* **Directive a**: Extract the full passage on Hain and potential bidders for its businesses, reproducing it word for word.

* **Passage shown**:
=-=-=
Pinnacle would realize the most accretion in his analysis; other potential bidders include General Mills, Conagra, Kellogg Co. (K) and Campbell. Conagra, which reportedly attempted to buy Pinnacle, has hinted recently at appetites for a large acquisition, noted Sanford C. Bernstein & Co. LLC analyst Alexia Howard.

"Our conversations with Engaged and HAIN suggest that an outright sale of the 'parts' is not preferred and based on our analysis will not yield the best result for shareholders," Jagdale wrote, adding, "We believe our views are likely in line with how the activists are thinking of the value creation pathway."

The person familiar with Hain agreed that there's more value selling each business, which, all told, could value Hain at just under $50 per share. This person compared Hain to Sara Lee Corp., which in 2012 split into a meat company, Hillshire Brands Co., and a coffee company, D.E. Master Blenders 1753 NV. Before the split, Sara Lee unloaded billions of dollars' worth of noncore assets, selling, among others, its global shoe care business to SC Johnson & Son Inc. for $326 million, its body-care business to Unilever for $1.9 billion, its Ambi Pur air-care business to Procter & Gamble Co. (PG) for $404 million, its North American bakery business to Grupo Bimbo SAB de CV for $959 million, its North American foodservice coffee and tea business to J.M. Smucker Co. (SJM) for $400 million and its North American refrigerated dough business to Ralcorp Holdings Inc., now part of Conagra, for $545 million.

Sara Lee was able to fetch high valuations for these assets because the buyers could achieve large synergies without having to lever up or embark on a long, difficult integration process. In a similar vein, Kellogg might want the Terra chip brand, Tyson Foods Inc. (TSN) could bid for Hain's Plainville organic poultry business and Danone and General Mills may buy Hain's yogurt or Ella's Kitchen baby food brands.

Even before Engaged revealed its Hain stake, the company had been making changes, including appointing Nestle veteran Gary Tickle COO and then CEO of Hain's North America business and tasking other outsiders with instilling credible marketing and pricing programs, the source added.
=-=-=
(Data records)
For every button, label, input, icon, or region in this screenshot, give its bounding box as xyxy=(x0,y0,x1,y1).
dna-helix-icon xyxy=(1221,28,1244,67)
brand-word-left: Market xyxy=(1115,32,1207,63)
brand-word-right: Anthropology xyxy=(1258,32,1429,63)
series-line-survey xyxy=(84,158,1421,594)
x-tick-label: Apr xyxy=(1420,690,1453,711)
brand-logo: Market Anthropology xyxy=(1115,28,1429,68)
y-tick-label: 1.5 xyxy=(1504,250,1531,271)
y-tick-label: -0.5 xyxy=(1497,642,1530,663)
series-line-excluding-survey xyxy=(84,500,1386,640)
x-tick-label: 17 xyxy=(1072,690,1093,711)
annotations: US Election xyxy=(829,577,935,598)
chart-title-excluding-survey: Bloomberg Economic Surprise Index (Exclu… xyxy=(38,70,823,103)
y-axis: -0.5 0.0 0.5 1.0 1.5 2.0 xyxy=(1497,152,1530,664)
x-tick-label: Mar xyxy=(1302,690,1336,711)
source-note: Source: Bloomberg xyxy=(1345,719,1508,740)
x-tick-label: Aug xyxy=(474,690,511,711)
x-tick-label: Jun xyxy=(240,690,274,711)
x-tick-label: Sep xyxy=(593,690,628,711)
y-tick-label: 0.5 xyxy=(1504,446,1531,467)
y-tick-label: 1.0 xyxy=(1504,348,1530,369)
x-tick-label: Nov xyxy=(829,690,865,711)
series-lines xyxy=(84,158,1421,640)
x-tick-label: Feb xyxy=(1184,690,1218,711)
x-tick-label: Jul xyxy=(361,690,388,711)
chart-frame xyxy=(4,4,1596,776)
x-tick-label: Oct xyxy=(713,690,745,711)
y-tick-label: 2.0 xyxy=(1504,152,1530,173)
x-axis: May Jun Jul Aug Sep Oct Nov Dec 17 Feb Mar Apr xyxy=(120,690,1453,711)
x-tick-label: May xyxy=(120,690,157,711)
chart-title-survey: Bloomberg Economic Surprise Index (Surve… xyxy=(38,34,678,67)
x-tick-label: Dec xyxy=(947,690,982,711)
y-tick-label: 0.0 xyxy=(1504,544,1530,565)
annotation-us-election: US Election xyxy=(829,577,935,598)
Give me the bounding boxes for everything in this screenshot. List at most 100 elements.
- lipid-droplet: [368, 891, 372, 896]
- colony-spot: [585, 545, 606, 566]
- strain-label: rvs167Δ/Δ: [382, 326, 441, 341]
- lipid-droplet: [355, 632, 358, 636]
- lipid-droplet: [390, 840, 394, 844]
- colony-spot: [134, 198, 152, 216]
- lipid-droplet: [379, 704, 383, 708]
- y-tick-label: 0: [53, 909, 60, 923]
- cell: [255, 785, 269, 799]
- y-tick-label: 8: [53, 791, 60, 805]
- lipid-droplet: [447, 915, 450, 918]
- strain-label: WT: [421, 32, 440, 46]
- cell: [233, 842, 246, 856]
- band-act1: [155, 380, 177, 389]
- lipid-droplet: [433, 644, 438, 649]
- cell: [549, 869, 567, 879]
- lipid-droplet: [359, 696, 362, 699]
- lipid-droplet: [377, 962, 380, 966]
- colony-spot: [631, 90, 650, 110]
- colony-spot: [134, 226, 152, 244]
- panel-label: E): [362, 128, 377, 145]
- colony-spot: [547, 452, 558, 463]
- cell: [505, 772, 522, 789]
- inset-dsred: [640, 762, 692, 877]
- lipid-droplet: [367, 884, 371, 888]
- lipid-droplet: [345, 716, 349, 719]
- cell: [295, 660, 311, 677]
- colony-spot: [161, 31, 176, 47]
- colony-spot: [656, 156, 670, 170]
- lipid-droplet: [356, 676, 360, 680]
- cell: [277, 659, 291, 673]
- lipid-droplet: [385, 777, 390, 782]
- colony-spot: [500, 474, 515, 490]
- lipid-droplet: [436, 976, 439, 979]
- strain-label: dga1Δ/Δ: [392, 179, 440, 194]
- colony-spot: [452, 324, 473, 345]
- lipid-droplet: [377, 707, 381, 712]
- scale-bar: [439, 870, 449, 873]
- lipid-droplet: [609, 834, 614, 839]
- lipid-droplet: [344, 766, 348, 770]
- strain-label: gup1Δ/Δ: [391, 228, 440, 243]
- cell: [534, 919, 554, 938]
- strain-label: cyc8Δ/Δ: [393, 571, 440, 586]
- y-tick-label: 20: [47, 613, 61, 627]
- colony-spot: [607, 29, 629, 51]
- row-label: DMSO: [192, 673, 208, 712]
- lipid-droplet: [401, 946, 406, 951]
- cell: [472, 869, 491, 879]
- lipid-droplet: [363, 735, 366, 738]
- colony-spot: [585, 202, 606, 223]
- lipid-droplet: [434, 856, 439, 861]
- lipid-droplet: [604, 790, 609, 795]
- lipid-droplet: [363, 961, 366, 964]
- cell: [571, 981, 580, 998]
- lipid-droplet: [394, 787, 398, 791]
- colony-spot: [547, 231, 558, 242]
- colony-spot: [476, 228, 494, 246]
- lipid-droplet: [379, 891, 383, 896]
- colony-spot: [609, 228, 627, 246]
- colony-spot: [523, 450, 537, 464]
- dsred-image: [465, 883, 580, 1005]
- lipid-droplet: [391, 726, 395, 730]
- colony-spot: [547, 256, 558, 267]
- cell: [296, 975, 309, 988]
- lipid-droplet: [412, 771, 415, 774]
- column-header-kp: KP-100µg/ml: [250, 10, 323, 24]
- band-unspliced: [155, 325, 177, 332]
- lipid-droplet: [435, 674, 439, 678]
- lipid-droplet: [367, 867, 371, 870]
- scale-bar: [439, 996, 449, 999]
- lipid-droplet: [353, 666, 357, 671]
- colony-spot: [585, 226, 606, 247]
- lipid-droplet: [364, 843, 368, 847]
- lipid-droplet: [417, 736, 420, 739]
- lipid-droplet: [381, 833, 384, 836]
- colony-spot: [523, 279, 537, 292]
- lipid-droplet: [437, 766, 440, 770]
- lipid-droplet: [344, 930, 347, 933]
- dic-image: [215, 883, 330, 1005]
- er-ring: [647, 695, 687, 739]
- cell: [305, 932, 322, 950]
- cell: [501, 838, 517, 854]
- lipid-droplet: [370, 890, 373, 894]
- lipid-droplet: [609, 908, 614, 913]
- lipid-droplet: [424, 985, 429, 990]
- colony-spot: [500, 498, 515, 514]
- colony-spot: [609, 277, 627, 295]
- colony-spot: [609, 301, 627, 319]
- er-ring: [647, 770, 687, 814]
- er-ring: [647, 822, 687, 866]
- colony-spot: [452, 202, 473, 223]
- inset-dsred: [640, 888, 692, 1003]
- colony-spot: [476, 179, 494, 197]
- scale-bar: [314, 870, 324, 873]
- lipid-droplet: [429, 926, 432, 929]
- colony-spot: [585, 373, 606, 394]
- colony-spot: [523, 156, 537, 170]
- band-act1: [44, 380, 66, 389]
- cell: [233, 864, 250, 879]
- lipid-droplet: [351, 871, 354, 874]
=-=-=
* **Directive b**: Copy the entries word for word, starting with the first line of the entries and going on through the line with "y-tick-label: 1.5 xyxy=(1504,250,1531,271)", with both ends included.

* **Task solution a**:
Pinnacle would realize the most accretion in his analysis; other potential bidders include General Mills, Conagra, Kellogg Co. (K) and Campbell. Conagra, which reportedly attempted to buy Pinnacle, has hinted recently at appetites for a large acquisition, noted Sanford C. Bernstein & Co. LLC analyst Alexia Howard.

"Our conversations with Engaged and HAIN suggest that an outright sale of the 'parts' is not preferred and based on our analysis will not yield the best result for shareholders," Jagdale wrote, adding, "We believe our views are likely in line with how the activists are thinking of the value creation pathway."

The person familiar with Hain agreed that there's more value selling each business, which, all told, could value Hain at just under $50 per share. This person compared Hain to Sara Lee Corp., which in 2012 split into a meat company, Hillshire Brands Co., and a coffee company, D.E. Master Blenders 1753 NV. Before the split, Sara Lee unloaded billions of dollars' worth of noncore assets, selling, among others, its global shoe care business to SC Johnson & Son Inc. for $326 million, its body-care business to Unilever for $1.9 billion, its Ambi Pur air-care business to Procter & Gamble Co. (PG) for $404 million, its North American bakery business to Grupo Bimbo SAB de CV for $959 million, its North American foodservice coffee and tea business to J.M. Smucker Co. (SJM) for $400 million and its North American refrigerated dough business to Ralcorp Holdings Inc., now part of Conagra, for $545 million.

Sara Lee was able to fetch high valuations for these assets because the buyers could achieve large synergies without having to lever up or embark on a long, difficult integration process. In a similar vein, Kellogg might want the Terra chip brand, Tyson Foods Inc. (TSN) could bid for Hain's Plainville organic poultry business and Danone and General Mills may buy Hain's yogurt or Ella's Kitchen baby food brands.

Even before Engaged revealed its Hain stake, the company had been making changes, including appointing Nestle veteran Gary Tickle COO and then CEO of Hain's North America business and tasking other outsiders with instilling credible marketing and pricing programs, the source added.

* **Task solution b**:
For every button, label, input, icon, or region in this screenshot, give its bounding box as xyxy=(x0,y0,x1,y1).
dna-helix-icon xyxy=(1221,28,1244,67)
brand-word-left: Market xyxy=(1115,32,1207,63)
brand-word-right: Anthropology xyxy=(1258,32,1429,63)
series-line-survey xyxy=(84,158,1421,594)
x-tick-label: Apr xyxy=(1420,690,1453,711)
brand-logo: Market Anthropology xyxy=(1115,28,1429,68)
y-tick-label: 1.5 xyxy=(1504,250,1531,271)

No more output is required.